▶ _EXERCISE_: Copy out the items word for word, beginning at the line that contains "65, 570, 79]" and ending after the line that contains "110, 380, 146]".

____

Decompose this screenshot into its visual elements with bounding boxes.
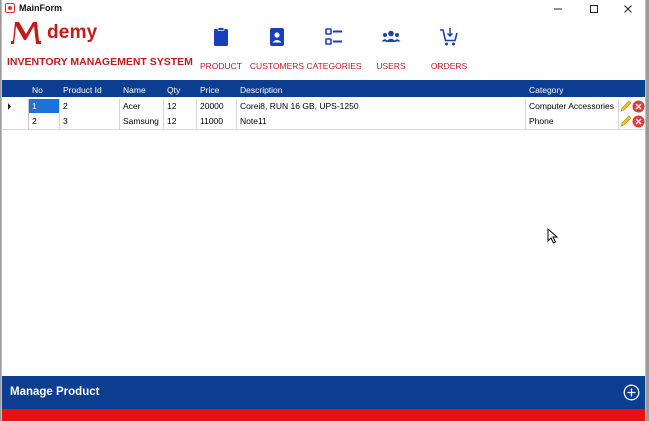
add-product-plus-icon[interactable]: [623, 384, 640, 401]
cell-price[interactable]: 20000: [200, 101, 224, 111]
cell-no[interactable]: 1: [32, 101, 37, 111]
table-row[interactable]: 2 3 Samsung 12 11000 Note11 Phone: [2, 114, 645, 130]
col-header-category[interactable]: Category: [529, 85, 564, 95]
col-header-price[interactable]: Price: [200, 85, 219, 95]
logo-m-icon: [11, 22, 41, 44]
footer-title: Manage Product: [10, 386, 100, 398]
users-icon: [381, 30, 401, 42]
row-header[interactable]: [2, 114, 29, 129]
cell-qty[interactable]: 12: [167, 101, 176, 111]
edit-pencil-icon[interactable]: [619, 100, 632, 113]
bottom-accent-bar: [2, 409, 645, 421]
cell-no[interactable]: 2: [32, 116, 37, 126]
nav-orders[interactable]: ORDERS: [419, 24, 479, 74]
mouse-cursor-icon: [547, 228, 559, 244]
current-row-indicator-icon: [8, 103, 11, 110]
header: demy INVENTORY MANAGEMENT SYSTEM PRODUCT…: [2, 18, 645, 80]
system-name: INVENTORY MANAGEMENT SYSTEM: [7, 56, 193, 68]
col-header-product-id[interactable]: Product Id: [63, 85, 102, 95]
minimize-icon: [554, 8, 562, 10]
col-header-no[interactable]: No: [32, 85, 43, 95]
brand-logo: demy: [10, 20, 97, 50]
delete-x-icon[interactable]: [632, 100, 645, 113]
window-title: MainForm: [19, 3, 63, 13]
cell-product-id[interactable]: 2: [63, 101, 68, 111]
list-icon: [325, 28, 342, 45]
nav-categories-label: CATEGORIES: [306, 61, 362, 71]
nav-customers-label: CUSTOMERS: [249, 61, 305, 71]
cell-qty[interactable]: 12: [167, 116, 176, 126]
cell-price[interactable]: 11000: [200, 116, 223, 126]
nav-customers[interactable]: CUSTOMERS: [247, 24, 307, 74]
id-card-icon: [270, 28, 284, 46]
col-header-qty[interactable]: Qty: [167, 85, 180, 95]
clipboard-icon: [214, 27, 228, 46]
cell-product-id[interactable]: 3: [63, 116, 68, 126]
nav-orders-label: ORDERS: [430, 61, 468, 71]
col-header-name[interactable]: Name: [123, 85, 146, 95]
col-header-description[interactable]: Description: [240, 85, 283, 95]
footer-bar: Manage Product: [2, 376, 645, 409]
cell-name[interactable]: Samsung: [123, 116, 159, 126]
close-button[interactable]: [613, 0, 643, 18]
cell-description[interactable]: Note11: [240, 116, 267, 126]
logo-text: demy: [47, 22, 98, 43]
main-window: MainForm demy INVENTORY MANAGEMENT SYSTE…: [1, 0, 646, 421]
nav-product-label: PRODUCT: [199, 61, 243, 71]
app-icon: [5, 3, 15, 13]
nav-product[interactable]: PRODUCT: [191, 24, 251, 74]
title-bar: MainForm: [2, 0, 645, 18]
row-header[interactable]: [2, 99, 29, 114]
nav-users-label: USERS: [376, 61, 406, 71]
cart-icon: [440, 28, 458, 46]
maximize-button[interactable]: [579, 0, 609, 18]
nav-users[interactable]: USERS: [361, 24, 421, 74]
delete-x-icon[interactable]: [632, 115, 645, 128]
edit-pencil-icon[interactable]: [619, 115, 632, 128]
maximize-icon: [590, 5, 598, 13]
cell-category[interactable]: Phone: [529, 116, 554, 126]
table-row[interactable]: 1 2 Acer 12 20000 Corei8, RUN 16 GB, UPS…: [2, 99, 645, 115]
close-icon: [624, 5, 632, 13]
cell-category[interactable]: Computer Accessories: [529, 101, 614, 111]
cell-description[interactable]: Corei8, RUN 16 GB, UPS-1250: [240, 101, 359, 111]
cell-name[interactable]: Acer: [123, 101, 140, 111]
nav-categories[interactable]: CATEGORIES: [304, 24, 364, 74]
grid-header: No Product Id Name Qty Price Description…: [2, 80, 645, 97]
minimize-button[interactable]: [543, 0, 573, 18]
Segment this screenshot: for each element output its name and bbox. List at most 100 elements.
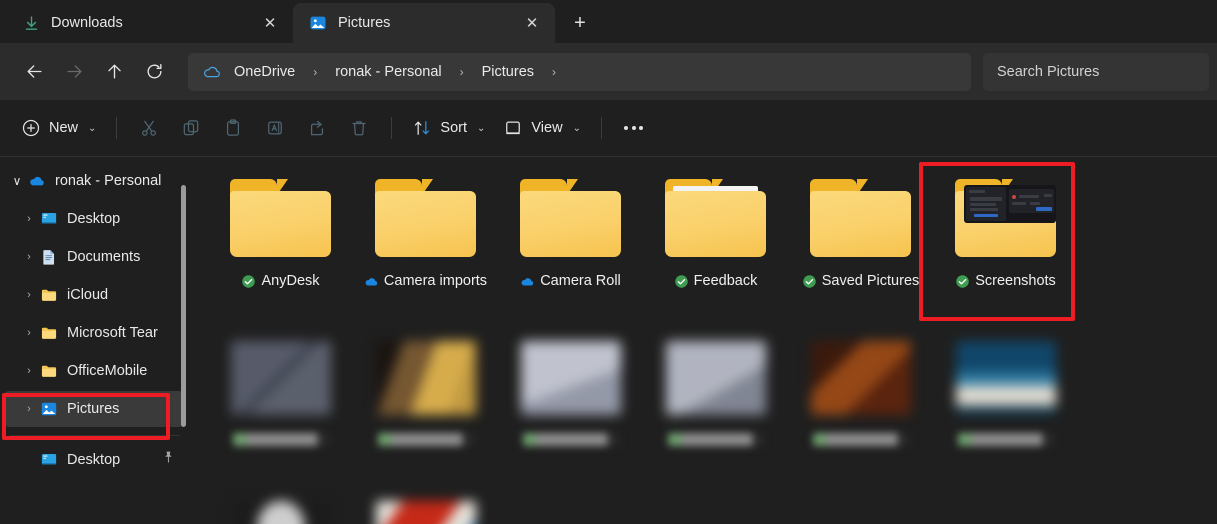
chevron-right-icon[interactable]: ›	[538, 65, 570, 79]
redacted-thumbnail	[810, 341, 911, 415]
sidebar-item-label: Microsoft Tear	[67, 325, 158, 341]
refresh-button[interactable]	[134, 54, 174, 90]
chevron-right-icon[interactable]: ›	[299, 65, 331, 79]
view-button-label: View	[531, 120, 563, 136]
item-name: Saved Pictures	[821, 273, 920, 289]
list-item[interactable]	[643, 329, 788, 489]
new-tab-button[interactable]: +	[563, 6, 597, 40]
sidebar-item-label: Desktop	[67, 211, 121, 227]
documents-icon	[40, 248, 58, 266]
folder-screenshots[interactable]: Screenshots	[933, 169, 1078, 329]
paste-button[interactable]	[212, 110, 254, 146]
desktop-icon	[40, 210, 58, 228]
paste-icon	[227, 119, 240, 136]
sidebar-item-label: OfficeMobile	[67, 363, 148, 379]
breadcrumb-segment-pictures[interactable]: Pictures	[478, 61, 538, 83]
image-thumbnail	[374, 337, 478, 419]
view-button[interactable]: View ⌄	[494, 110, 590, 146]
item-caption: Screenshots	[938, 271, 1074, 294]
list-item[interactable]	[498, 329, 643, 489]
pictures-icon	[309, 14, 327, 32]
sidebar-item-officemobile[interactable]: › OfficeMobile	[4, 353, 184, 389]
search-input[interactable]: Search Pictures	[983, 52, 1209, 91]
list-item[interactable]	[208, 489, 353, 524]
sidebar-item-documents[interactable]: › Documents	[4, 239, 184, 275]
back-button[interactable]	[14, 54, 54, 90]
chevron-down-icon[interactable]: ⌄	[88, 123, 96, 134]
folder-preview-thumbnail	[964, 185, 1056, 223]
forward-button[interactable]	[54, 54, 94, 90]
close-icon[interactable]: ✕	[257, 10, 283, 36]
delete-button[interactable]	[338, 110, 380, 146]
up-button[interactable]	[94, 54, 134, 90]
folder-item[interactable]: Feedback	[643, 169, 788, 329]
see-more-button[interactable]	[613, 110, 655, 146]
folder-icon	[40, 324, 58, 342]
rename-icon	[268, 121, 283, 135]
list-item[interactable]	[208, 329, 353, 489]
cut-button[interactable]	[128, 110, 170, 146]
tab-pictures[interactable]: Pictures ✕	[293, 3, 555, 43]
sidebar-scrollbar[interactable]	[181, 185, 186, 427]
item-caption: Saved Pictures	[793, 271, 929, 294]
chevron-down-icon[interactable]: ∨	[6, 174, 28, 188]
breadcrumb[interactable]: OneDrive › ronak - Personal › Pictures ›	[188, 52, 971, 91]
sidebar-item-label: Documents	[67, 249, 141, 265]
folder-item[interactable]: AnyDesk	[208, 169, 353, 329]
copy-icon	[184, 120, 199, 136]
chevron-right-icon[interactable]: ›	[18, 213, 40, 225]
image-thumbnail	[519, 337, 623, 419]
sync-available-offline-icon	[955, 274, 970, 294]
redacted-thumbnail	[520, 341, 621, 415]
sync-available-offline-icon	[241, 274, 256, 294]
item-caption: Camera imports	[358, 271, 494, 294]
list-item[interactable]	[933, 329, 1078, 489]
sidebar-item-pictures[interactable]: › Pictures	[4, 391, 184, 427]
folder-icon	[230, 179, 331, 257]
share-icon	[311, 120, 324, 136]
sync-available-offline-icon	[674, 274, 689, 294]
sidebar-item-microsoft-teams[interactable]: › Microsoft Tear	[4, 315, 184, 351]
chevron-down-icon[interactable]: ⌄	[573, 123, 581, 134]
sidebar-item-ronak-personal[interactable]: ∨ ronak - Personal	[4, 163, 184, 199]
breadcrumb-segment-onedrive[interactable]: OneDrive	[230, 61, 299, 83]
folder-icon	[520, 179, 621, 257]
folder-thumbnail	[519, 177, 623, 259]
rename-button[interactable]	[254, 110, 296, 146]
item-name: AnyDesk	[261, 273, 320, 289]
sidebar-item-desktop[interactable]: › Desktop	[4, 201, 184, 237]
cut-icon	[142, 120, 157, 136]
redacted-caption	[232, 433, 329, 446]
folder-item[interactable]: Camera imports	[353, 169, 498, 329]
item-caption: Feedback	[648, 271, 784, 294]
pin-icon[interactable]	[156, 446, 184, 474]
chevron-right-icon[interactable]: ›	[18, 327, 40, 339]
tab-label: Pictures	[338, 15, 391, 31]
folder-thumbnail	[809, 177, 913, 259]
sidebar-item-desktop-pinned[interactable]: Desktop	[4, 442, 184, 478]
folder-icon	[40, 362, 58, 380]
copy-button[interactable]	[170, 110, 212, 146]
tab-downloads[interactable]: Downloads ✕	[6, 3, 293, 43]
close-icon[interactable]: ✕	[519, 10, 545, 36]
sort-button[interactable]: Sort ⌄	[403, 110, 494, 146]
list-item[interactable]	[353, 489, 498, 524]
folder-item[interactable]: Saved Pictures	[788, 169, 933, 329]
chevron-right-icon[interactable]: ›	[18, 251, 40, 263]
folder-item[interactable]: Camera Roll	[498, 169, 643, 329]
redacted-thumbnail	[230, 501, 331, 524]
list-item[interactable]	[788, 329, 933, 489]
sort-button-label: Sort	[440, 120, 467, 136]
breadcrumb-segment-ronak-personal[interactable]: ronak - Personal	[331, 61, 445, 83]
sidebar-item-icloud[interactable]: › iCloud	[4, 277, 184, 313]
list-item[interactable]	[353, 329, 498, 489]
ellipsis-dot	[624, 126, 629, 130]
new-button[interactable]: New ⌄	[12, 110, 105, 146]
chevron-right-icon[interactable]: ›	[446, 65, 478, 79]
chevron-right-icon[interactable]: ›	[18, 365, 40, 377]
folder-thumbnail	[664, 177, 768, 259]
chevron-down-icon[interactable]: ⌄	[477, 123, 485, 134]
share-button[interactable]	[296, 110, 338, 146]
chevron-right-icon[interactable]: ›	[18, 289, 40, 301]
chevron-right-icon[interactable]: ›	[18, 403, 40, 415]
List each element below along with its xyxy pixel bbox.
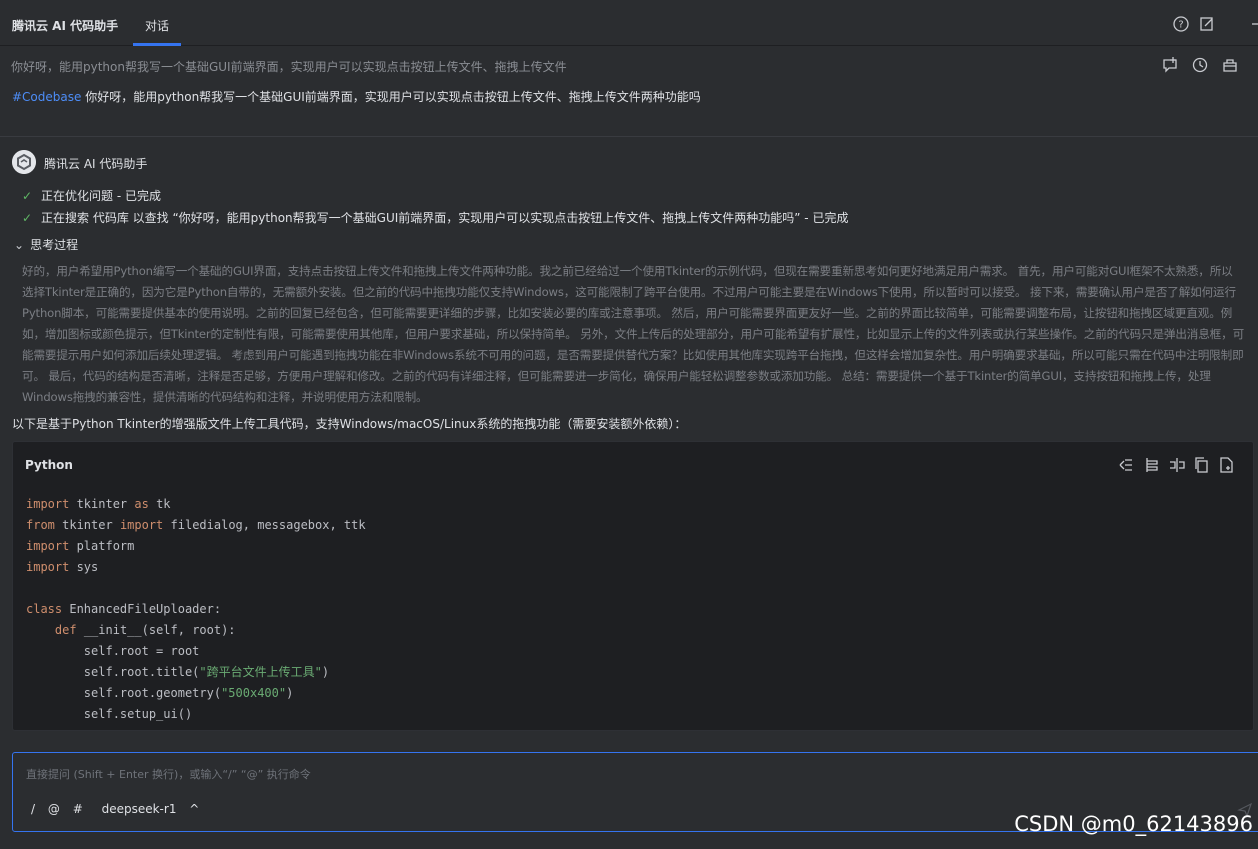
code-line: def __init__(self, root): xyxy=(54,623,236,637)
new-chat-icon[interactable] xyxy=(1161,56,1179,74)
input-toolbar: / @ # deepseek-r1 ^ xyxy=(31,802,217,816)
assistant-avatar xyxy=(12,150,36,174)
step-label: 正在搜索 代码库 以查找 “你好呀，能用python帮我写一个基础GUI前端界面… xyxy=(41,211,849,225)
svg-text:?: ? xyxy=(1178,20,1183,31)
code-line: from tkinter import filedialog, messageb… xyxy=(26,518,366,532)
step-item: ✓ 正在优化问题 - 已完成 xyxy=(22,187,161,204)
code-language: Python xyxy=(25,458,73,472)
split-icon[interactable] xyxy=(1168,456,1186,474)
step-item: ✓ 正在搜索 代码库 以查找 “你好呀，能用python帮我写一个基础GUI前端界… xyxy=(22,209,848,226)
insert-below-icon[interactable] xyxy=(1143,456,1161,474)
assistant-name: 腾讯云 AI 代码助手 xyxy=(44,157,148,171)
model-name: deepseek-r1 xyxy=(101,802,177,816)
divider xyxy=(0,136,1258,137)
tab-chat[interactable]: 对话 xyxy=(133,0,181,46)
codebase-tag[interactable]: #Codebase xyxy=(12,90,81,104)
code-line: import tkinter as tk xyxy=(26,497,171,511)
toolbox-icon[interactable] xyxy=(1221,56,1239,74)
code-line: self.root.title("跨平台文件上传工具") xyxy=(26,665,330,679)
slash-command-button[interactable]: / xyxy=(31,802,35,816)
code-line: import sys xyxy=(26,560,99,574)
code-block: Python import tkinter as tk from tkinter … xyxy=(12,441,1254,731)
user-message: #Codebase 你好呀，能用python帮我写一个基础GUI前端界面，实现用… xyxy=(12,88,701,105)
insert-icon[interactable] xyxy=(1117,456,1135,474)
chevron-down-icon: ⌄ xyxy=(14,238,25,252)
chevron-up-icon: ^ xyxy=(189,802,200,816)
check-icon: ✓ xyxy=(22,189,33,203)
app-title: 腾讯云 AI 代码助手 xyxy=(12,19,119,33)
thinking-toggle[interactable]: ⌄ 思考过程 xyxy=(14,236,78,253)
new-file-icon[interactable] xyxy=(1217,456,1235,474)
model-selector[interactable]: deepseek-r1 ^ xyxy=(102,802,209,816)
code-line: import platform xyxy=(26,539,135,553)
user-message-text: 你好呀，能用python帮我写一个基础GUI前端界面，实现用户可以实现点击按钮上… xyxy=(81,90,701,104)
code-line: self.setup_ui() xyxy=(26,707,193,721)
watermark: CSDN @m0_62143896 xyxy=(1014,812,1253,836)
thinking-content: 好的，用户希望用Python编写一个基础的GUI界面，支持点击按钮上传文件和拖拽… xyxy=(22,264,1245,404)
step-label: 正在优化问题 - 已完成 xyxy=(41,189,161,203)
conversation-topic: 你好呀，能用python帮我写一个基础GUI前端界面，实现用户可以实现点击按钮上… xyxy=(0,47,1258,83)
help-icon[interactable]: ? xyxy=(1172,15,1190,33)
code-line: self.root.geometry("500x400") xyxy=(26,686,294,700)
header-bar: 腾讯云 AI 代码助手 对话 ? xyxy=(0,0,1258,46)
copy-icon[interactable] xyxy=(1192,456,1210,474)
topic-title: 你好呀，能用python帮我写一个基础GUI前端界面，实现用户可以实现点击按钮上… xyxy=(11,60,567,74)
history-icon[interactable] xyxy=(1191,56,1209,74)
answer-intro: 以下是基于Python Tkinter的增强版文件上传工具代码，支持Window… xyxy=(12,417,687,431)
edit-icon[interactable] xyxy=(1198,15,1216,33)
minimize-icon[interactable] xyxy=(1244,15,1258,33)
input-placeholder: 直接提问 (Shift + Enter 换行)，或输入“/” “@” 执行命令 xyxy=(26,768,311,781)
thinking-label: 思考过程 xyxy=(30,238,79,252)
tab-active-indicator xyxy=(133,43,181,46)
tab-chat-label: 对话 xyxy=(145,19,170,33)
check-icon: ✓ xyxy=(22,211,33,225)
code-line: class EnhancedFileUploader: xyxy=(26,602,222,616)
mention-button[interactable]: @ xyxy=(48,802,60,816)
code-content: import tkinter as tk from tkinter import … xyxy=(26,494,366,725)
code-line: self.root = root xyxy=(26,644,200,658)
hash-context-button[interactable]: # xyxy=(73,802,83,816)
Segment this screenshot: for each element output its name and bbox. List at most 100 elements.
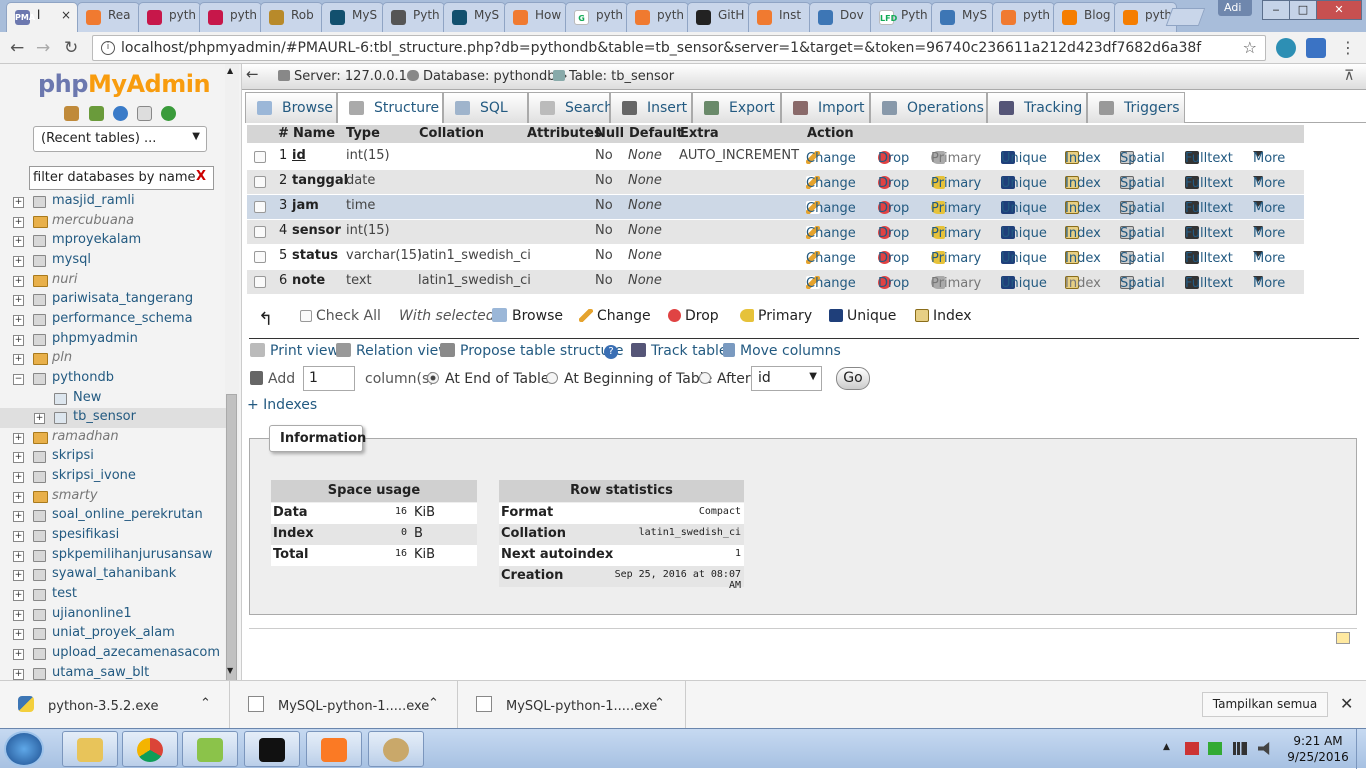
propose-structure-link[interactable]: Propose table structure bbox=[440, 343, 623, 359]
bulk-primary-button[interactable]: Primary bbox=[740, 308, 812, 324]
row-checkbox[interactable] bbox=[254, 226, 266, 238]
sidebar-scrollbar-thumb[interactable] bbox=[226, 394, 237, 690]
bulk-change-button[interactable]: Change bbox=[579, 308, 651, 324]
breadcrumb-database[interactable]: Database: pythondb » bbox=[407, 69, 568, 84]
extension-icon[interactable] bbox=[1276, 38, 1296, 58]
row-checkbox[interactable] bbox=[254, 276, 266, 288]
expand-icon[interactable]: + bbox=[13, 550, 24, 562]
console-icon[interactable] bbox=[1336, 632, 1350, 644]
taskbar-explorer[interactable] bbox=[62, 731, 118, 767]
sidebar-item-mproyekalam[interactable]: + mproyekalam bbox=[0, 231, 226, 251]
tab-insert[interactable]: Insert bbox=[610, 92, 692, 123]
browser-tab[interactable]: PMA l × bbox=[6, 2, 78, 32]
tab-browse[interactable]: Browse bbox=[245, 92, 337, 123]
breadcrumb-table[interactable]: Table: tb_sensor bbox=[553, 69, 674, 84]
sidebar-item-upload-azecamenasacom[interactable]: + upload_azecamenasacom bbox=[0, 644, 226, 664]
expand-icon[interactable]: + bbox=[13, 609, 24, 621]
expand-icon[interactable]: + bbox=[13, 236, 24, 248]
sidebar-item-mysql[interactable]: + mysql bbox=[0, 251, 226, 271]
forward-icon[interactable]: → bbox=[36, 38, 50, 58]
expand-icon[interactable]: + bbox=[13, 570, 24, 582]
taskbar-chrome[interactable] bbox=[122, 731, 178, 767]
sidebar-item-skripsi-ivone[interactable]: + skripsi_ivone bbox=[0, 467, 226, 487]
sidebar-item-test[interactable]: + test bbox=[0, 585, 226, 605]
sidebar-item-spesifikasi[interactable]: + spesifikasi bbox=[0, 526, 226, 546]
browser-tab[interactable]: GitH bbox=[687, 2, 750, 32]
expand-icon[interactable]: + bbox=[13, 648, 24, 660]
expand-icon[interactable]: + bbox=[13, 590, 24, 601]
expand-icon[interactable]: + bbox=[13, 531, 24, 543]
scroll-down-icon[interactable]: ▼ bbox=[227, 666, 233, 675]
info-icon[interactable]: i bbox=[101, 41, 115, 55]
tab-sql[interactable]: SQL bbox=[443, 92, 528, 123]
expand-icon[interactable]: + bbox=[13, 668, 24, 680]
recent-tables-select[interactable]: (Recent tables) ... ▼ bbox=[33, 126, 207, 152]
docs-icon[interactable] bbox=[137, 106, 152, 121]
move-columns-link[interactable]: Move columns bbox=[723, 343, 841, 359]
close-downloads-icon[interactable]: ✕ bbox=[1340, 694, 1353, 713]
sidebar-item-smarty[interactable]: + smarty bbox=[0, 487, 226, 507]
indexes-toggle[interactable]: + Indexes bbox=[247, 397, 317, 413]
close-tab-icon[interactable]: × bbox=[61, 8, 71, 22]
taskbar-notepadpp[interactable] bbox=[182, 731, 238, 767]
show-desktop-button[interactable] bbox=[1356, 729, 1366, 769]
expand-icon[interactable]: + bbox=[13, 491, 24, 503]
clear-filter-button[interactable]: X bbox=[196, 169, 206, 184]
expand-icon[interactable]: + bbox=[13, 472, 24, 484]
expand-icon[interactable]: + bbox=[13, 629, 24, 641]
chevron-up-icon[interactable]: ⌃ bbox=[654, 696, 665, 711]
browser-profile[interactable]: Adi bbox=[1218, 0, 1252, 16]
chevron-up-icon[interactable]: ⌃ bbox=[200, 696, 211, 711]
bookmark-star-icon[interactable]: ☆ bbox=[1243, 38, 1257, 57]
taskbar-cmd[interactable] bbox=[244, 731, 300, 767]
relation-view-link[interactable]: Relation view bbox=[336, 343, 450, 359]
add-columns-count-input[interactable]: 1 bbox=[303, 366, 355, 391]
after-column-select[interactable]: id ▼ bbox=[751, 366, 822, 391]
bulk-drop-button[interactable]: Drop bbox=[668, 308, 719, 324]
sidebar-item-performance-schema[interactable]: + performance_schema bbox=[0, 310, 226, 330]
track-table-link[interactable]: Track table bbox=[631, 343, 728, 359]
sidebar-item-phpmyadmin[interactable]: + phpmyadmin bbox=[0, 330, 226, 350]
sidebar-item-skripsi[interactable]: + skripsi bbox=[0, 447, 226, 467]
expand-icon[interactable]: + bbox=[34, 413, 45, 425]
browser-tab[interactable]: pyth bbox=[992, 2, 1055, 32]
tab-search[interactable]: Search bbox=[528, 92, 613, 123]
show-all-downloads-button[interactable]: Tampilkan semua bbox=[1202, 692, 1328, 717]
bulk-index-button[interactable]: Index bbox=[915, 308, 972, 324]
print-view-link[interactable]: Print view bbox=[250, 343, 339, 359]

____

▶ _RESPONSE TO THE TASK_:
chevron-right-icon[interactable]: ›	[538, 65, 570, 79]
redacted-thumbnail	[810, 341, 911, 415]
sidebar-item-label: Microsoft Tear	[67, 325, 158, 341]
refresh-button[interactable]	[134, 54, 174, 90]
chevron-right-icon[interactable]: ›	[299, 65, 331, 79]
view-button-label: View	[531, 120, 563, 136]
item-name: Saved Pictures	[821, 273, 920, 289]
list-item[interactable]	[643, 329, 788, 489]
new-tab-button[interactable]: +	[563, 6, 597, 40]
sidebar-item-label: Desktop	[67, 211, 121, 227]
documents-icon	[40, 248, 58, 266]
folder-screenshots[interactable]: Screenshots	[933, 169, 1078, 329]
paste-button[interactable]	[212, 110, 254, 146]
desktop-icon	[40, 210, 58, 228]
paste-icon	[227, 119, 240, 136]
sidebar-item-label: OfficeMobile	[67, 363, 148, 379]
breadcrumb-segment-pictures[interactable]: Pictures	[478, 61, 538, 83]
image-thumbnail	[374, 337, 478, 419]
view-button[interactable]: View ⌄	[494, 110, 590, 146]
item-caption: Screenshots	[938, 271, 1074, 294]
list-item[interactable]	[498, 329, 643, 489]
pictures-icon	[309, 14, 327, 32]
sidebar-item-officemobile[interactable]: › OfficeMobile	[4, 353, 184, 389]
search-input[interactable]: Search Pictures	[983, 52, 1209, 91]
list-item[interactable]	[208, 489, 353, 524]
sidebar-item-documents[interactable]: › Documents	[4, 239, 184, 275]
back-button[interactable]	[14, 54, 54, 90]
chevron-down-icon[interactable]: ⌄	[88, 123, 96, 134]
folder-preview-thumbnail	[964, 185, 1056, 223]
forward-button[interactable]	[54, 54, 94, 90]
close-icon[interactable]: ✕	[257, 10, 283, 36]
delete-button[interactable]	[338, 110, 380, 146]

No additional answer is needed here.